Recorded information:
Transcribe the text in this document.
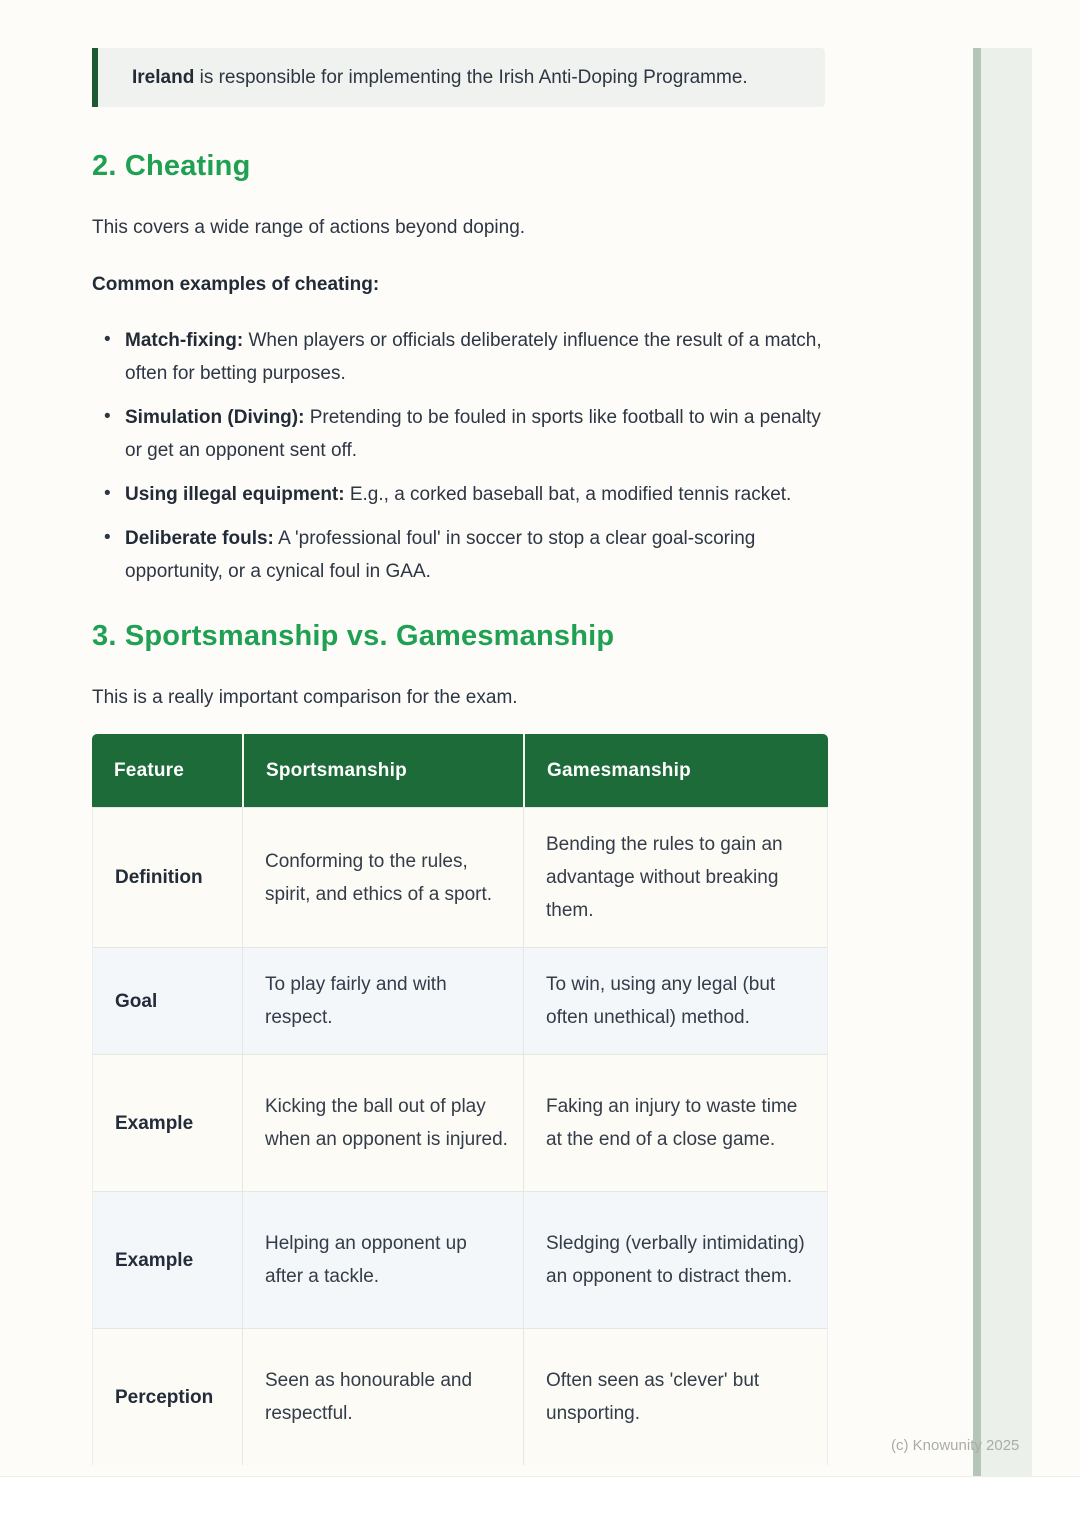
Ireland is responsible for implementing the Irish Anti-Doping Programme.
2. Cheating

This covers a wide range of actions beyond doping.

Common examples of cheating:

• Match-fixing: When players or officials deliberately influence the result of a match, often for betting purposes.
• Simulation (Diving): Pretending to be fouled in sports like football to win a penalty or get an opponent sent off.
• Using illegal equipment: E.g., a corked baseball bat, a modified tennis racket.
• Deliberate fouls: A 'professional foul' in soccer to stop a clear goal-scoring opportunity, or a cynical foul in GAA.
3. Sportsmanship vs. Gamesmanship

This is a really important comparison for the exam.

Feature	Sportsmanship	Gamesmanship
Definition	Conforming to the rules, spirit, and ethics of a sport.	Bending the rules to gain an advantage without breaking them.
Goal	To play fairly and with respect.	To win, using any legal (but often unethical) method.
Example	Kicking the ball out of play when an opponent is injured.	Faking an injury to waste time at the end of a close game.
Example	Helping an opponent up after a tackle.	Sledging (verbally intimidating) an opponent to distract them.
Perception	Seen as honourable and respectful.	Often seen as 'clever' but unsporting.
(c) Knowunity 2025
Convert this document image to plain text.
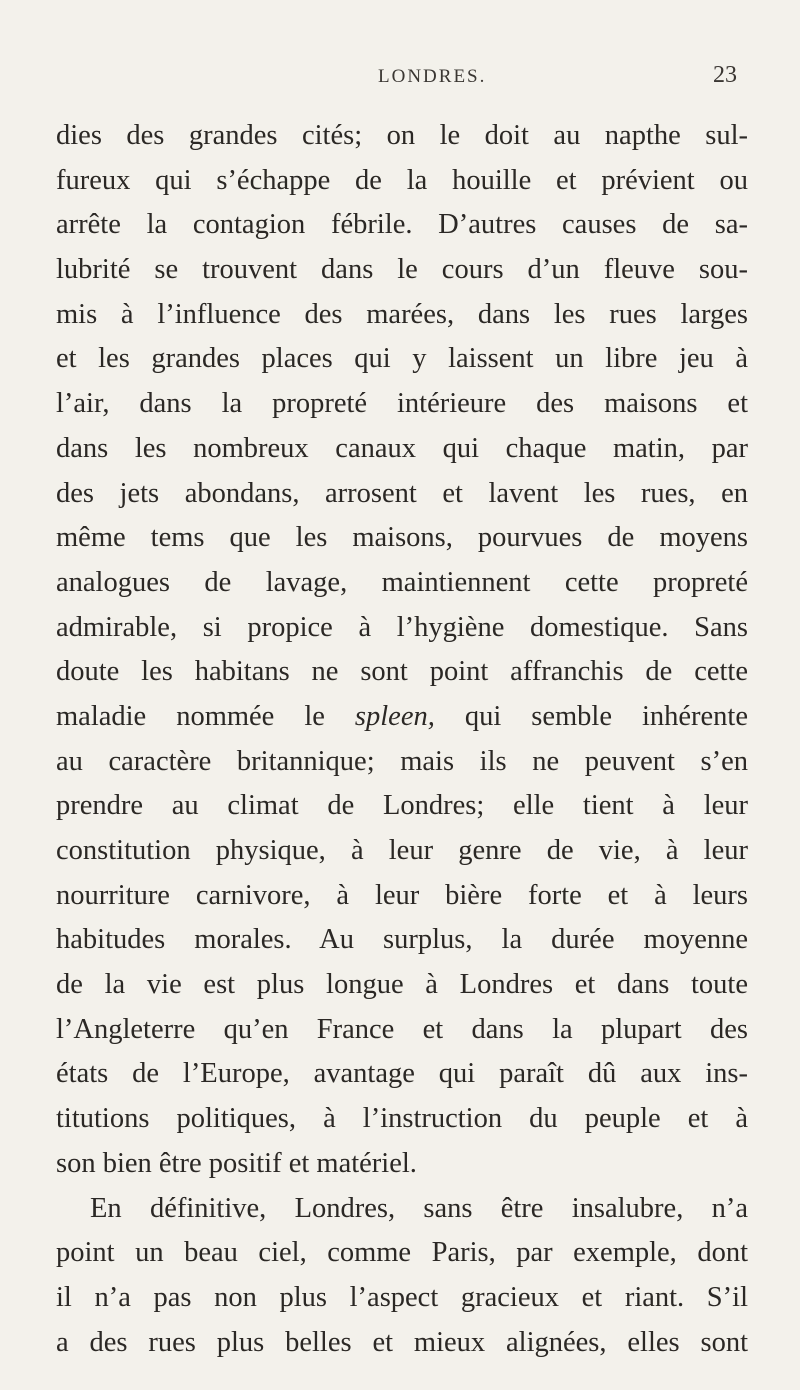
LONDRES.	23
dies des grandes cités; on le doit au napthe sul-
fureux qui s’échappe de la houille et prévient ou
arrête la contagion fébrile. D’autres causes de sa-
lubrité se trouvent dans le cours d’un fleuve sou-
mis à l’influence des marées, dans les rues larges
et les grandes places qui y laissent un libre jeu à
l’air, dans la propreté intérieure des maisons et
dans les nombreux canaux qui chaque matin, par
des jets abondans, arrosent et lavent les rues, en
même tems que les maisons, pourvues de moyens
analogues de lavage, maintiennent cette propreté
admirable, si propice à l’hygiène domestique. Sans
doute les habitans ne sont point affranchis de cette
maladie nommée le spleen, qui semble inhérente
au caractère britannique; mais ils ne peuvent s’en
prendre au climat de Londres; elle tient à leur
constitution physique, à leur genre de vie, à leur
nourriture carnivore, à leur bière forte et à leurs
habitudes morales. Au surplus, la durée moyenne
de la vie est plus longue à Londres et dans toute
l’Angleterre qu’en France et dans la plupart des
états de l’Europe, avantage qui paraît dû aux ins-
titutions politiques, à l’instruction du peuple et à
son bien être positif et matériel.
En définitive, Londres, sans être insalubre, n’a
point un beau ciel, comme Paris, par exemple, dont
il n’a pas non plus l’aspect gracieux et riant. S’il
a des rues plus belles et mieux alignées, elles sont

Challenge: Set down the lines of the records above exactly, apart from the pictures.

Answer for this exercise:
Transcribe the text in this document.
Ireland is responsible for implementing the Irish Anti-Doping Programme.
2. Cheating

This covers a wide range of actions beyond doping.

Common examples of cheating:

• Match-fixing: When players or officials deliberately influence the result of a match, often for betting purposes.
• Simulation (Diving): Pretending to be fouled in sports like football to win a penalty or get an opponent sent off.
• Using illegal equipment: E.g., a corked baseball bat, a modified tennis racket.
• Deliberate fouls: A 'professional foul' in soccer to stop a clear goal-scoring opportunity, or a cynical foul in GAA.
3. Sportsmanship vs. Gamesmanship

This is a really important comparison for the exam.

Feature	Sportsmanship	Gamesmanship
Definition	Conforming to the rules, spirit, and ethics of a sport.	Bending the rules to gain an advantage without breaking them.
Goal	To play fairly and with respect.	To win, using any legal (but often unethical) method.
Example	Kicking the ball out of play when an opponent is injured.	Faking an injury to waste time at the end of a close game.
Example	Helping an opponent up after a tackle.	Sledging (verbally intimidating) an opponent to distract them.
Perception	Seen as honourable and respectful.	Often seen as 'clever' but unsporting.
(c) Knowunity 2025
Convert this document image to plain text.
LONDRES.	23
dies des grandes cités; on le doit au napthe sul-
fureux qui s’échappe de la houille et prévient ou
arrête la contagion fébrile. D’autres causes de sa-
lubrité se trouvent dans le cours d’un fleuve sou-
mis à l’influence des marées, dans les rues larges
et les grandes places qui y laissent un libre jeu à
l’air, dans la propreté intérieure des maisons et
dans les nombreux canaux qui chaque matin, par
des jets abondans, arrosent et lavent les rues, en
même tems que les maisons, pourvues de moyens
analogues de lavage, maintiennent cette propreté
admirable, si propice à l’hygiène domestique. Sans
doute les habitans ne sont point affranchis de cette
maladie nommée le spleen, qui semble inhérente
au caractère britannique; mais ils ne peuvent s’en
prendre au climat de Londres; elle tient à leur
constitution physique, à leur genre de vie, à leur
nourriture carnivore, à leur bière forte et à leurs
habitudes morales. Au surplus, la durée moyenne
de la vie est plus longue à Londres et dans toute
l’Angleterre qu’en France et dans la plupart des
états de l’Europe, avantage qui paraît dû aux ins-
titutions politiques, à l’instruction du peuple et à
son bien être positif et matériel.
En définitive, Londres, sans être insalubre, n’a
point un beau ciel, comme Paris, par exemple, dont
il n’a pas non plus l’aspect gracieux et riant. S’il
a des rues plus belles et mieux alignées, elles sont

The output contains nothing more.